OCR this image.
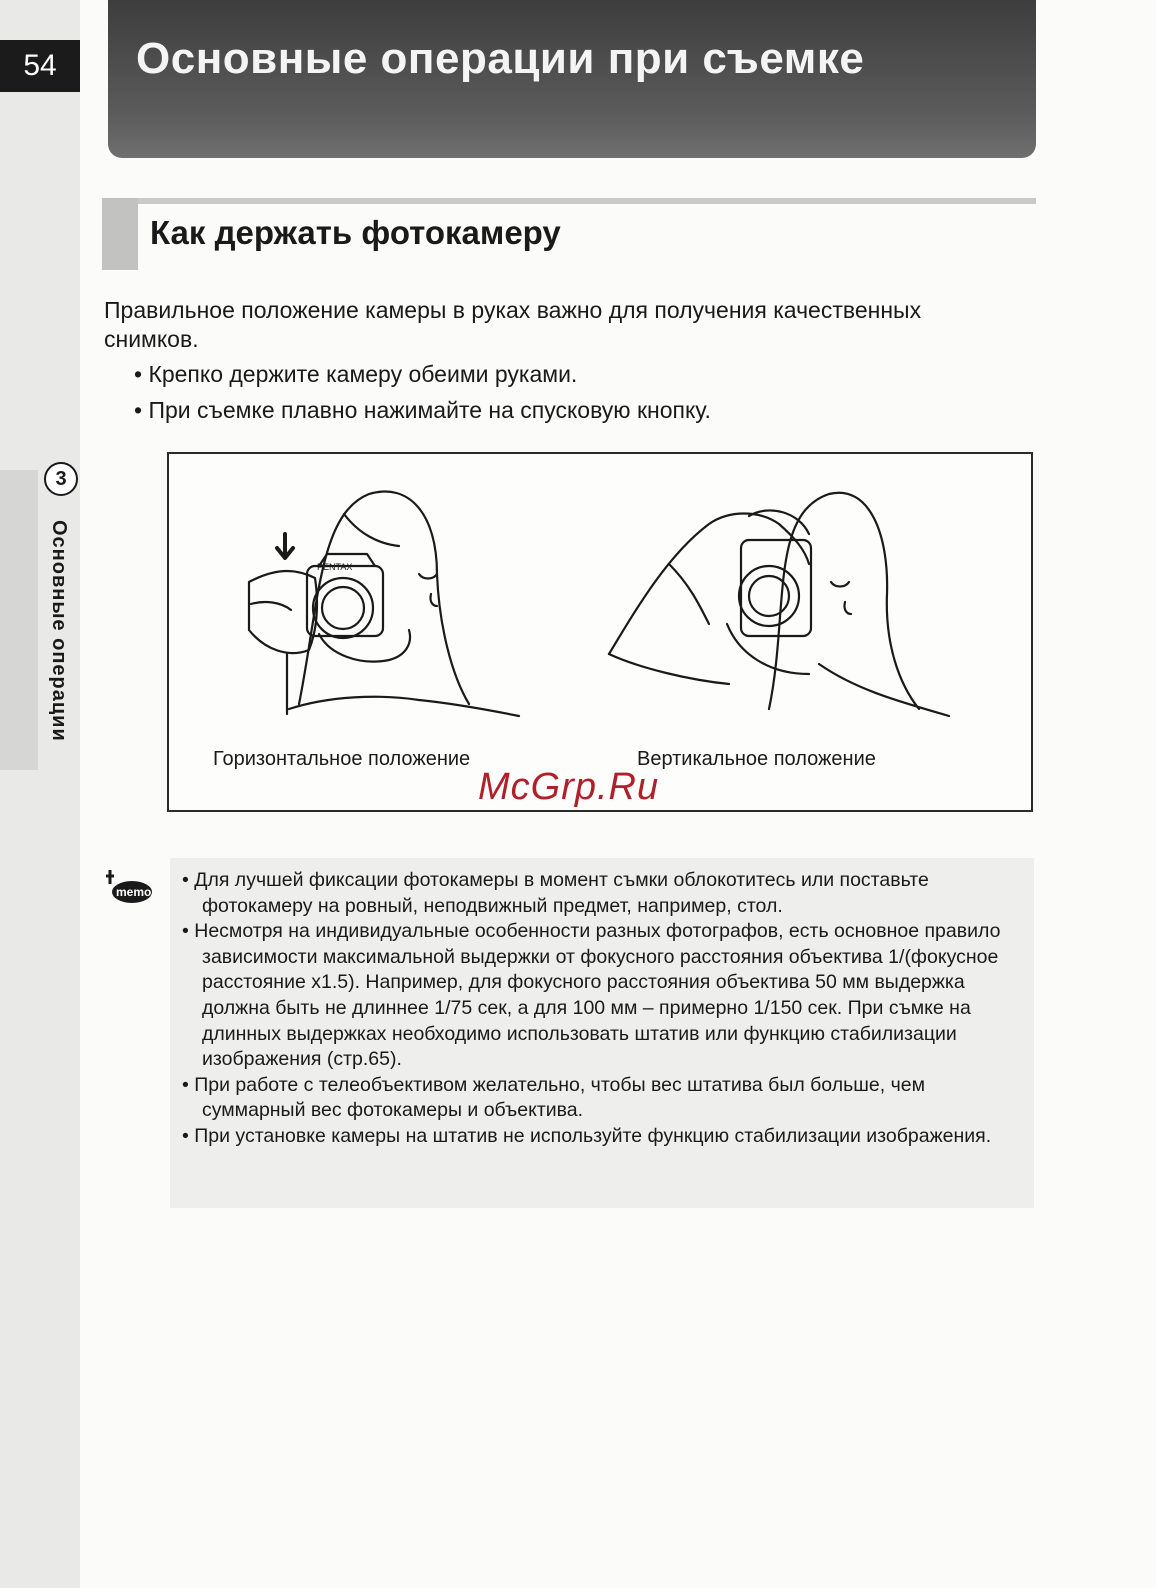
54
3
Основные операции
Основные операции при съемке
Как держать фотокамеру
Правильное положение камеры в руках важно для получения качественных снимков.
• Крепко держите камеру обеими руками.
• При съемке плавно нажимайте на спусковую кнопку.
PENTAX
Горизонтальное положение	Вертикальное положение
McGrp.Ru
memo
• Для лучшей фиксации фотокамеры в момент съмки облокотитесь или поставьте фотокамеру на ровный, неподвижный предмет, например, стол.
• Несмотря на индивидуальные особенности разных фотографов, есть основное правило зависимости максимальной выдержки от фокусного расстояния объектива 1/(фокусное расстояние x1.5). Например, для фокусного расстояния объектива 50 мм выдержка должна быть не длиннее 1/75 сек, а для 100 мм – примерно 1/150 сек. При съмке на длинных выдержках необходимо использовать штатив или функцию стабилизации изображения (стр.65).
• При работе с телеобъективом желательно, чтобы вес штатива был больше, чем суммарный вес фотокамеры и объектива.
• При установке камеры на штатив не используйте функцию стабилизации изображения.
◆ ◆ ◆ ◆ ◆
▸ **Set task**: Using the material above, copy every line in which the string "фотокамеры" occurs.

▸ **Completed task**:
• Для лучшей фиксации фотокамеры в момент съмки облокотитесь или поставьте фотокамеру на ровный, неподвижный предмет, например, стол.
• При работе с телеобъективом желательно, чтобы вес штатива был больше, чем суммарный вес фотокамеры и объектива.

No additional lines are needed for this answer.